Collection entries
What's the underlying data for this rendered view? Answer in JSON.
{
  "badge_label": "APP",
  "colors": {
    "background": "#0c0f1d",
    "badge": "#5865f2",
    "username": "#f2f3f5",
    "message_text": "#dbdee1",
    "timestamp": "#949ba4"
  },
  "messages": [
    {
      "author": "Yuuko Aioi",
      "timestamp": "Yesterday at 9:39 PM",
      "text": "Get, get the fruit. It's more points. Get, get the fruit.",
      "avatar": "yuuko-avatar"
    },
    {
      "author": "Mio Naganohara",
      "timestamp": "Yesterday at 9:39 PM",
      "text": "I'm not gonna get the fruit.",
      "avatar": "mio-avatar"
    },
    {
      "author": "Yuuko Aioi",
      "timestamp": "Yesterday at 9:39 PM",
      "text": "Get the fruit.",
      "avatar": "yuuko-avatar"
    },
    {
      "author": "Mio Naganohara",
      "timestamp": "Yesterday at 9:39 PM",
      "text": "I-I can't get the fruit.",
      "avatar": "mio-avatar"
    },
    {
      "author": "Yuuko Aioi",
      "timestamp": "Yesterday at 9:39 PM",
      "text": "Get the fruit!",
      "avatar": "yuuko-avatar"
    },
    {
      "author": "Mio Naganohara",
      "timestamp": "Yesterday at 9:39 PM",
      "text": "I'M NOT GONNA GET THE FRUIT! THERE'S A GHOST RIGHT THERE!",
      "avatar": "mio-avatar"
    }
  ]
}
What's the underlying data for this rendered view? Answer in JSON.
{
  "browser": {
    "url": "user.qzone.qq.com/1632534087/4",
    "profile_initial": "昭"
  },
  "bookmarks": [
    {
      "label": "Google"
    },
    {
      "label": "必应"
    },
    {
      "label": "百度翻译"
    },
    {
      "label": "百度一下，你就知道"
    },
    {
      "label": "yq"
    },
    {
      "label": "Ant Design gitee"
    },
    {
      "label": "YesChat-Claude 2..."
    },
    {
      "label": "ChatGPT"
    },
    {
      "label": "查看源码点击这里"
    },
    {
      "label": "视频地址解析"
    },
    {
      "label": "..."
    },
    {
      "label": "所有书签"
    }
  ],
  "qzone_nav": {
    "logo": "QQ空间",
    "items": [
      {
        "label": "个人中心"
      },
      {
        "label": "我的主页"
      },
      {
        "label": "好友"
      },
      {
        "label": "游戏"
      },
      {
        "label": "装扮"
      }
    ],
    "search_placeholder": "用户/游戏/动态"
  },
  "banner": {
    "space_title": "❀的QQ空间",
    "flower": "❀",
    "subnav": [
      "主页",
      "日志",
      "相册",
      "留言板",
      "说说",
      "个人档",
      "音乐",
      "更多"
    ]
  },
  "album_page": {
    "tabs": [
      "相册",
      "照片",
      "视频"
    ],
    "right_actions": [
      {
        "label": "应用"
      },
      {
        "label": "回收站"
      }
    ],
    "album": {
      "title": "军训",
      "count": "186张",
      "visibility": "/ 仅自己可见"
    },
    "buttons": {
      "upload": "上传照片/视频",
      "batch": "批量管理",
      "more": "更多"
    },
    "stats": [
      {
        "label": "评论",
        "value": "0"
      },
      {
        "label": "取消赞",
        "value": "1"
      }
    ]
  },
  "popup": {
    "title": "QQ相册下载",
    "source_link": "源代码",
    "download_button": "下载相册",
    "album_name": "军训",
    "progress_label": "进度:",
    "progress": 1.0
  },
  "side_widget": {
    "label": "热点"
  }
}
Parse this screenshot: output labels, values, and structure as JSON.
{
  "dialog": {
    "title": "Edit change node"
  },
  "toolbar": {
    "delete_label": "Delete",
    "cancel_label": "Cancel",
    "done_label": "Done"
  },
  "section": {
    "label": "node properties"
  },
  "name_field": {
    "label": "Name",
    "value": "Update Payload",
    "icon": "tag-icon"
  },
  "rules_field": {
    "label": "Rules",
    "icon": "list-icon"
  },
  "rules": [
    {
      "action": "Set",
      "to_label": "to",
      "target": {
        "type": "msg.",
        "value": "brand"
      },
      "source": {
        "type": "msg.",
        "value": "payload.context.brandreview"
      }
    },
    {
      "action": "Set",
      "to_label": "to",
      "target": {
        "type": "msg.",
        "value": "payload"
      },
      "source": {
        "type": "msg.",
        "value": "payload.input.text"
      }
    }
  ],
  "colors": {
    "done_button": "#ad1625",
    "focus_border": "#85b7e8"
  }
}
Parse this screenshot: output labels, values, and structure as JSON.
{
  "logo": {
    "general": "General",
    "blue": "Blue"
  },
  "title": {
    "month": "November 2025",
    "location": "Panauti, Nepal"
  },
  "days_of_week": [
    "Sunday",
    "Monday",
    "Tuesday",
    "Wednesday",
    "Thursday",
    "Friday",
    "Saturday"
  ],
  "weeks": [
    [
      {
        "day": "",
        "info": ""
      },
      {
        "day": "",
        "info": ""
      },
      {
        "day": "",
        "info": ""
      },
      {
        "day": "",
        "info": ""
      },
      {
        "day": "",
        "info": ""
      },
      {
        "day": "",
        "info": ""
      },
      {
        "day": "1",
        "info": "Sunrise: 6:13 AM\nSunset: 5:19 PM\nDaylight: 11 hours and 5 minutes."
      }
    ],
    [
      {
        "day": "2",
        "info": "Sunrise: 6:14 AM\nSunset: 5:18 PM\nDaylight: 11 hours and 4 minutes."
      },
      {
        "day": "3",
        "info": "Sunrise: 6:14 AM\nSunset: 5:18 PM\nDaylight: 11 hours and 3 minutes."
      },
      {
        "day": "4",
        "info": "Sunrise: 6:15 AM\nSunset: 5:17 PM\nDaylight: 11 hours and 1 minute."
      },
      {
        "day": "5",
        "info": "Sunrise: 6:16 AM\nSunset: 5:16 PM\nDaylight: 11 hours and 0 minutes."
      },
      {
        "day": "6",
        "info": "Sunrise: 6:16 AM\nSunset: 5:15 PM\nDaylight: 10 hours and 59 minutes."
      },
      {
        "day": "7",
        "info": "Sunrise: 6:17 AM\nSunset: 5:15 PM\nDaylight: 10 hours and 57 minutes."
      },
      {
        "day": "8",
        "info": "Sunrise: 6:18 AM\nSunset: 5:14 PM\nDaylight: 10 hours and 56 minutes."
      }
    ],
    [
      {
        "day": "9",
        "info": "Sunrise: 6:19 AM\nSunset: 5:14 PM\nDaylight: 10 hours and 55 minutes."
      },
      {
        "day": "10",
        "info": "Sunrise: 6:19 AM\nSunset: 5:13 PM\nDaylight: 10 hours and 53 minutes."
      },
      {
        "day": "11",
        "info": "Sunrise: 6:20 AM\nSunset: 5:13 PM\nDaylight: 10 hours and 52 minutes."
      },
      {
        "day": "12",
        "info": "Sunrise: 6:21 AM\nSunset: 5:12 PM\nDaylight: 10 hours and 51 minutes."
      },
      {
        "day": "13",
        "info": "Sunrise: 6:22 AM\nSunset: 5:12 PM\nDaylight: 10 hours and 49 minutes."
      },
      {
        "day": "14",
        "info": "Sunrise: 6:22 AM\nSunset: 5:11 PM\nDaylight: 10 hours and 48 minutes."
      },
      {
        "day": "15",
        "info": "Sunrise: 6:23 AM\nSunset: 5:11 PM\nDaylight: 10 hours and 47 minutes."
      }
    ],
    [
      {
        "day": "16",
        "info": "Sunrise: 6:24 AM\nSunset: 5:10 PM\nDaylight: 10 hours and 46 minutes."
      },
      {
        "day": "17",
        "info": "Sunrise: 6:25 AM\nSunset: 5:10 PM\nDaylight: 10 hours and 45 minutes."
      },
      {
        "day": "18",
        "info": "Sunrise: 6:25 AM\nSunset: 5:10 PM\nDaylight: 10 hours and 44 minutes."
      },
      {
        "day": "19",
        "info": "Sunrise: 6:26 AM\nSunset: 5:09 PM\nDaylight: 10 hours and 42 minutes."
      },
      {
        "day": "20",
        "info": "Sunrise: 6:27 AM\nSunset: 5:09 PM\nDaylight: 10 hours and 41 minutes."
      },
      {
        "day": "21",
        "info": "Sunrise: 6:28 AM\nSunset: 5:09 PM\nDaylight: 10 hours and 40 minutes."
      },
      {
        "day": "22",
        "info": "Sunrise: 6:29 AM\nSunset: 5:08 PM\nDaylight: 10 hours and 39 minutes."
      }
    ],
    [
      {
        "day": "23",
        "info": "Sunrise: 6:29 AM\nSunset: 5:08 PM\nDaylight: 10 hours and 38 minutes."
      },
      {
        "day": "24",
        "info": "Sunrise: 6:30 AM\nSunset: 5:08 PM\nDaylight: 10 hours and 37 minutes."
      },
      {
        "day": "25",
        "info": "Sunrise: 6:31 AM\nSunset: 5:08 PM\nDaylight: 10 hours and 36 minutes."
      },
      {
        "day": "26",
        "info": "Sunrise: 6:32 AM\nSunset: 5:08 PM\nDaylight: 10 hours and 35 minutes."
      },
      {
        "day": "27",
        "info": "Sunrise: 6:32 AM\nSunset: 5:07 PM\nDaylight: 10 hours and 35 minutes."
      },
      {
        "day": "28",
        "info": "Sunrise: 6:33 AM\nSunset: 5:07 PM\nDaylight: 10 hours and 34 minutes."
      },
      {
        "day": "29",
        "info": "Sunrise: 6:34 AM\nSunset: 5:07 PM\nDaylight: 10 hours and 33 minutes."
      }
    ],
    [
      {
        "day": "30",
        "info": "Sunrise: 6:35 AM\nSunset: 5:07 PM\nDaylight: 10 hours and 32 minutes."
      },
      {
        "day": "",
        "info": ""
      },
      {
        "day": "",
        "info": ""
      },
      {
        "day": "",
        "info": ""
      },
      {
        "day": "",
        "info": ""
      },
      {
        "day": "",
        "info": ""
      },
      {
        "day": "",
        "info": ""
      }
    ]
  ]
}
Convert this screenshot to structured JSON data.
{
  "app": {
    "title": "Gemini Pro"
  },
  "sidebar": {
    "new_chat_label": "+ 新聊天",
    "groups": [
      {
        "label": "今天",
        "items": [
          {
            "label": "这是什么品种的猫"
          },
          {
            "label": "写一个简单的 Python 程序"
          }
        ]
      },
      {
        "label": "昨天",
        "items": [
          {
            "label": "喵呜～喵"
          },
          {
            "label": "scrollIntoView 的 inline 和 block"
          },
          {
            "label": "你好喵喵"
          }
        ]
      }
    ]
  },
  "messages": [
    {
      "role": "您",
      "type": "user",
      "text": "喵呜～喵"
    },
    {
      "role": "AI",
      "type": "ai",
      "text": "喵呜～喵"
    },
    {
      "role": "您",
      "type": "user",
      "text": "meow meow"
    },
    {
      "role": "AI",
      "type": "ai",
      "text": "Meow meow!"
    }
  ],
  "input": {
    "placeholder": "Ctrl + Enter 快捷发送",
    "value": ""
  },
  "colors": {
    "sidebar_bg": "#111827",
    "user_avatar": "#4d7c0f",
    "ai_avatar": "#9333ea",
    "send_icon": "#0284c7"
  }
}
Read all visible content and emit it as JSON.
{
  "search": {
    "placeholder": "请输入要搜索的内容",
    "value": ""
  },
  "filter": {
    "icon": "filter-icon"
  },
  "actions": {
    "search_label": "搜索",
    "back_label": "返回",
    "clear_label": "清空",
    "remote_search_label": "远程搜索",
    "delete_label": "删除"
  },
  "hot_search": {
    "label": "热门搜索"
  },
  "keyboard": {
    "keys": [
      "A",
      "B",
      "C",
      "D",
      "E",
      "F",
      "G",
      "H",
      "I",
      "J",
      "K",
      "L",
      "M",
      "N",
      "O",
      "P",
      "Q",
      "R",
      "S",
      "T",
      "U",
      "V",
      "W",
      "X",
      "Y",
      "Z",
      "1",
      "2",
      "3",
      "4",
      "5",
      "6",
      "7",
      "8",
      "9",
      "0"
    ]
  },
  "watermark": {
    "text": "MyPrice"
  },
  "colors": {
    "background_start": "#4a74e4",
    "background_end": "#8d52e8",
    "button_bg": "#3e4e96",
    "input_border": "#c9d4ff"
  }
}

What to work on:
Reproduce only the lines running from the one with "Read all visible content and emit it as JSON." through the final line of the listing above, both ends included.

Answer in full:
Read all visible content and emit it as JSON.
{
  "search": {
    "placeholder": "请输入要搜索的内容",
    "value": ""
  },
  "filter": {
    "icon": "filter-icon"
  },
  "actions": {
    "search_label": "搜索",
    "back_label": "返回",
    "clear_label": "清空",
    "remote_search_label": "远程搜索",
    "delete_label": "删除"
  },
  "hot_search": {
    "label": "热门搜索"
  },
  "keyboard": {
    "keys": [
      "A",
      "B",
      "C",
      "D",
      "E",
      "F",
      "G",
      "H",
      "I",
      "J",
      "K",
      "L",
      "M",
      "N",
      "O",
      "P",
      "Q",
      "R",
      "S",
      "T",
      "U",
      "V",
      "W",
      "X",
      "Y",
      "Z",
      "1",
      "2",
      "3",
      "4",
      "5",
      "6",
      "7",
      "8",
      "9",
      "0"
    ]
  },
  "watermark": {
    "text": "MyPrice"
  },
  "colors": {
    "background_start": "#4a74e4",
    "background_end": "#8d52e8",
    "button_bg": "#3e4e96",
    "input_border": "#c9d4ff"
  }
}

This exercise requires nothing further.